> [The request]:
Return every line of the material exactly.

### Exercise materials ###

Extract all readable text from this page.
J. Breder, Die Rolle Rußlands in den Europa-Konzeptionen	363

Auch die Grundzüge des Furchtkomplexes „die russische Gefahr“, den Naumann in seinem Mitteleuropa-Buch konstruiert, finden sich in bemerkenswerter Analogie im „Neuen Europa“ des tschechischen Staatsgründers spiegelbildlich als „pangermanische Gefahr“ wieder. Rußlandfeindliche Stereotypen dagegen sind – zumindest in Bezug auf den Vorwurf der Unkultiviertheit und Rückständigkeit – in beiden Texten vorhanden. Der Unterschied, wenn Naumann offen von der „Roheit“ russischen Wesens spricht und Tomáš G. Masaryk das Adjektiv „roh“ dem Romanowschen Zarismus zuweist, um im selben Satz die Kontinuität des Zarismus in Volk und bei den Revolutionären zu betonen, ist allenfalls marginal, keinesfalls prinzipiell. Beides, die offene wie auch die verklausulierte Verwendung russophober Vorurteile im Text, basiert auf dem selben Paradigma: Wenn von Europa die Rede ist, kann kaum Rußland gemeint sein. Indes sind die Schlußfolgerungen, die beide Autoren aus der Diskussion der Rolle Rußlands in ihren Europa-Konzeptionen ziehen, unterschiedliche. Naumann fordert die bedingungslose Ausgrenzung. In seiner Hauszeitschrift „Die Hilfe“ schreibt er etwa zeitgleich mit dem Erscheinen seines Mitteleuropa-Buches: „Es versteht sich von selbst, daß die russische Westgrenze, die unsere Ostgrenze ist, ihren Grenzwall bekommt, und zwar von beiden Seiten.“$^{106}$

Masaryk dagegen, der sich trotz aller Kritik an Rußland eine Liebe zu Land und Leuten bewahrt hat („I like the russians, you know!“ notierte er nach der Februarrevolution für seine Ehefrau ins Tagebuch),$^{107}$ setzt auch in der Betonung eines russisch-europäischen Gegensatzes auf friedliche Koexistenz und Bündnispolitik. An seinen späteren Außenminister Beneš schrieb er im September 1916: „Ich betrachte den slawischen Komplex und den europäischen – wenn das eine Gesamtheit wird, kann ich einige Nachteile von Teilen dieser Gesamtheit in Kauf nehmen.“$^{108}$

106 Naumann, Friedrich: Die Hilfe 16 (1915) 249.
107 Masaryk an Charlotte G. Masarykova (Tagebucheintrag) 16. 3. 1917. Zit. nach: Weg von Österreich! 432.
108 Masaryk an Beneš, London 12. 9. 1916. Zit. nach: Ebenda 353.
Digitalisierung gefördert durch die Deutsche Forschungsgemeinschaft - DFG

###

> [Answer]:
Extract all readable text from this page.
J. Breder, Die Rolle Rußlands in den Europa-Konzeptionen	363

Auch die Grundzüge des Furchtkomplexes „die russische Gefahr“, den Naumann in seinem Mitteleuropa-Buch konstruiert, finden sich in bemerkenswerter Analogie im „Neuen Europa“ des tschechischen Staatsgründers spiegelbildlich als „pangermanische Gefahr“ wieder. Rußlandfeindliche Stereotypen dagegen sind – zumindest in Bezug auf den Vorwurf der Unkultiviertheit und Rückständigkeit – in beiden Texten vorhanden. Der Unterschied, wenn Naumann offen von der „Roheit“ russischen Wesens spricht und Tomáš G. Masaryk das Adjektiv „roh“ dem Romanowschen Zarismus zuweist, um im selben Satz die Kontinuität des Zarismus in Volk und bei den Revolutionären zu betonen, ist allenfalls marginal, keinesfalls prinzipiell. Beides, die offene wie auch die verklausulierte Verwendung russophober Vorurteile im Text, basiert auf dem selben Paradigma: Wenn von Europa die Rede ist, kann kaum Rußland gemeint sein. Indes sind die Schlußfolgerungen, die beide Autoren aus der Diskussion der Rolle Rußlands in ihren Europa-Konzeptionen ziehen, unterschiedliche. Naumann fordert die bedingungslose Ausgrenzung. In seiner Hauszeitschrift „Die Hilfe“ schreibt er etwa zeitgleich mit dem Erscheinen seines Mitteleuropa-Buches: „Es versteht sich von selbst, daß die russische Westgrenze, die unsere Ostgrenze ist, ihren Grenzwall bekommt, und zwar von beiden Seiten.“$^{106}$

Masaryk dagegen, der sich trotz aller Kritik an Rußland eine Liebe zu Land und Leuten bewahrt hat („I like the russians, you know!“ notierte er nach der Februarrevolution für seine Ehefrau ins Tagebuch),$^{107}$ setzt auch in der Betonung eines russisch-europäischen Gegensatzes auf friedliche Koexistenz und Bündnispolitik. An seinen späteren Außenminister Beneš schrieb er im September 1916: „Ich betrachte den slawischen Komplex und den europäischen – wenn das eine Gesamtheit wird, kann ich einige Nachteile von Teilen dieser Gesamtheit in Kauf nehmen.“$^{108}$

106 Naumann, Friedrich: Die Hilfe 16 (1915) 249.
107 Masaryk an Charlotte G. Masarykova (Tagebucheintrag) 16. 3. 1917. Zit. nach: Weg von Österreich! 432.
108 Masaryk an Beneš, London 12. 9. 1916. Zit. nach: Ebenda 353.
Digitalisierung gefördert durch die Deutsche Forschungsgemeinschaft - DFG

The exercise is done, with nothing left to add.